■ **Data lines**
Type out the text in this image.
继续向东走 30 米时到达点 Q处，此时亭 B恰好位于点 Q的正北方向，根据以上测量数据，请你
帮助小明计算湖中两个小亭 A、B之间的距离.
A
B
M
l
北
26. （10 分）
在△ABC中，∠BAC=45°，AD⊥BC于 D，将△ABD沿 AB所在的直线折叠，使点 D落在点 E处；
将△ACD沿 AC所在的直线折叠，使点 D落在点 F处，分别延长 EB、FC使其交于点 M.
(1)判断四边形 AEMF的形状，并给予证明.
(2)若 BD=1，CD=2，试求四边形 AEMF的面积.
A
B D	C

■ **Task instructions**
Write out every line of the records exactly.

■ **Full output**
Type out the text in this image.
继续向东走 30 米时到达点 Q处，此时亭 B恰好位于点 Q的正北方向，根据以上测量数据，请你
帮助小明计算湖中两个小亭 A、B之间的距离.
A
B
M
l
北
26. （10 分）
在△ABC中，∠BAC=45°，AD⊥BC于 D，将△ABD沿 AB所在的直线折叠，使点 D落在点 E处；
将△ACD沿 AC所在的直线折叠，使点 D落在点 F处，分别延长 EB、FC使其交于点 M.
(1)判断四边形 AEMF的形状，并给予证明.
(2)若 BD=1，CD=2，试求四边形 AEMF的面积.
A
B D	C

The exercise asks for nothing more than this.